▶ [WHAT THE TASK REQUIRES]:
In the listing below, find every line containing "content" and copy it out.

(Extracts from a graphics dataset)

......

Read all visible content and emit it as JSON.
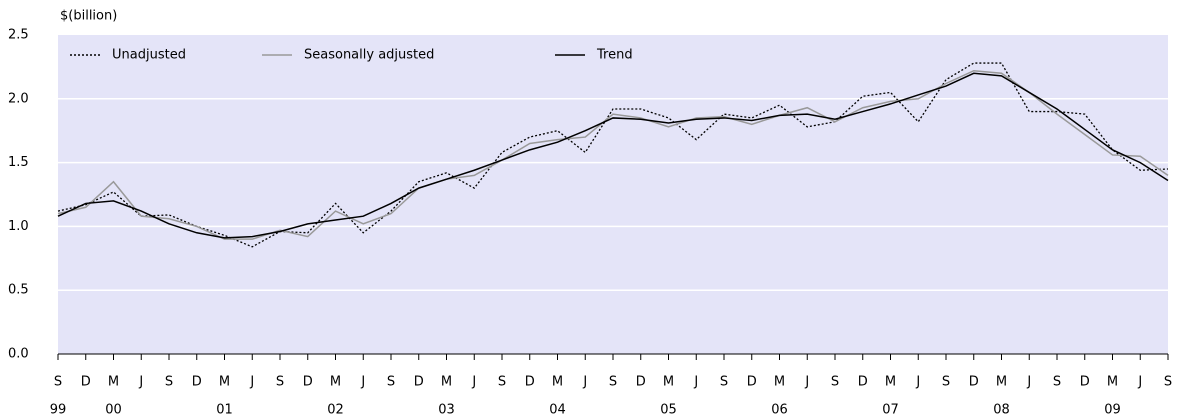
{
  "chart_data": {
    "type": "line",
    "y_axis_label": "$(billion)",
    "categories": [
      "S",
      "D",
      "M",
      "J",
      "S",
      "D",
      "M",
      "J",
      "S",
      "D",
      "M",
      "J",
      "S",
      "D",
      "M",
      "J",
      "S",
      "D",
      "M",
      "J",
      "S",
      "D",
      "M",
      "J",
      "S",
      "D",
      "M",
      "J",
      "S",
      "D",
      "M",
      "J",
      "S",
      "D",
      "M",
      "J",
      "S",
      "D",
      "M",
      "J",
      "S"
    ],
    "year_labels": [
      "99",
      null,
      "00",
      null,
      null,
      null,
      "01",
      null,
      null,
      null,
      "02",
      null,
      null,
      null,
      "03",
      null,
      null,
      null,
      "04",
      null,
      null,
      null,
      "05",
      null,
      null,
      null,
      "06",
      null,
      null,
      null,
      "07",
      null,
      null,
      null,
      "08",
      null,
      null,
      null,
      "09",
      null,
      null
    ],
    "series": [
      {
        "name": "Unadjusted",
        "color": "#000000",
        "style": "dotted",
        "values": [
          1.12,
          1.17,
          1.27,
          1.08,
          1.09,
          1.0,
          0.93,
          0.84,
          0.96,
          0.95,
          1.18,
          0.95,
          1.12,
          1.35,
          1.42,
          1.3,
          1.58,
          1.7,
          1.75,
          1.58,
          1.92,
          1.92,
          1.85,
          1.68,
          1.88,
          1.85,
          1.95,
          1.78,
          1.82,
          2.02,
          2.05,
          1.82,
          2.15,
          2.28,
          2.28,
          1.9,
          1.9,
          1.88,
          1.6,
          1.44,
          1.45
        ]
      },
      {
        "name": "Seasonally adjusted",
        "color": "#999999",
        "style": "solid",
        "values": [
          1.1,
          1.15,
          1.35,
          1.08,
          1.06,
          1.0,
          0.9,
          0.9,
          0.97,
          0.92,
          1.12,
          1.02,
          1.1,
          1.3,
          1.37,
          1.4,
          1.52,
          1.65,
          1.68,
          1.7,
          1.88,
          1.85,
          1.78,
          1.85,
          1.86,
          1.8,
          1.87,
          1.93,
          1.82,
          1.93,
          1.98,
          2.0,
          2.12,
          2.22,
          2.2,
          2.05,
          1.88,
          1.72,
          1.56,
          1.55,
          1.4
        ]
      },
      {
        "name": "Trend",
        "color": "#000000",
        "style": "solid",
        "values": [
          1.08,
          1.18,
          1.2,
          1.12,
          1.02,
          0.95,
          0.91,
          0.92,
          0.96,
          1.02,
          1.05,
          1.08,
          1.18,
          1.3,
          1.37,
          1.44,
          1.52,
          1.6,
          1.66,
          1.75,
          1.85,
          1.84,
          1.81,
          1.84,
          1.85,
          1.83,
          1.87,
          1.88,
          1.84,
          1.9,
          1.96,
          2.03,
          2.1,
          2.2,
          2.18,
          2.05,
          1.92,
          1.76,
          1.6,
          1.5,
          1.36
        ]
      }
    ],
    "ylim": [
      0,
      2.5
    ],
    "yticks": [
      {
        "value": 0,
        "label": "0.0"
      },
      0.5,
      {
        "value": 1,
        "label": "1.0"
      },
      1.5,
      {
        "value": 2,
        "label": "2.0"
      },
      2.5
    ],
    "grid": true,
    "legend": "top-left",
    "background": "#e4e4f8"
  }
}
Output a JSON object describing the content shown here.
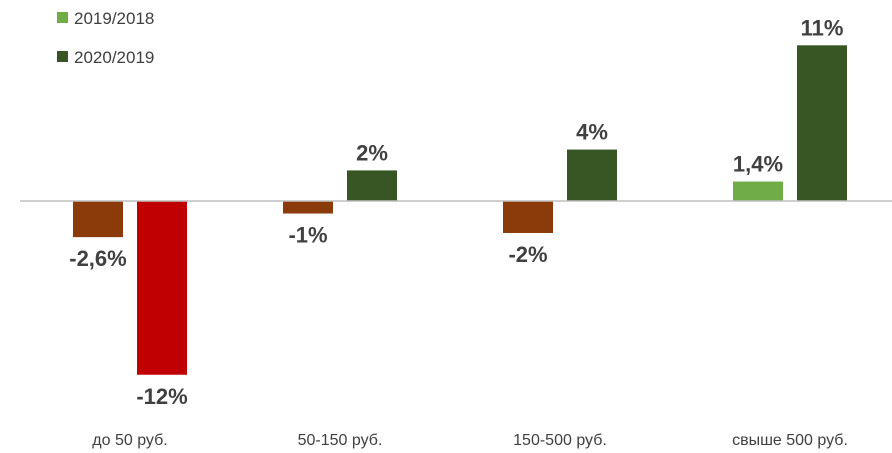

......

▶ [FULL RESPONSE]:
Read all visible content and emit it as JSON.
Output a JSON object describing the content shown here.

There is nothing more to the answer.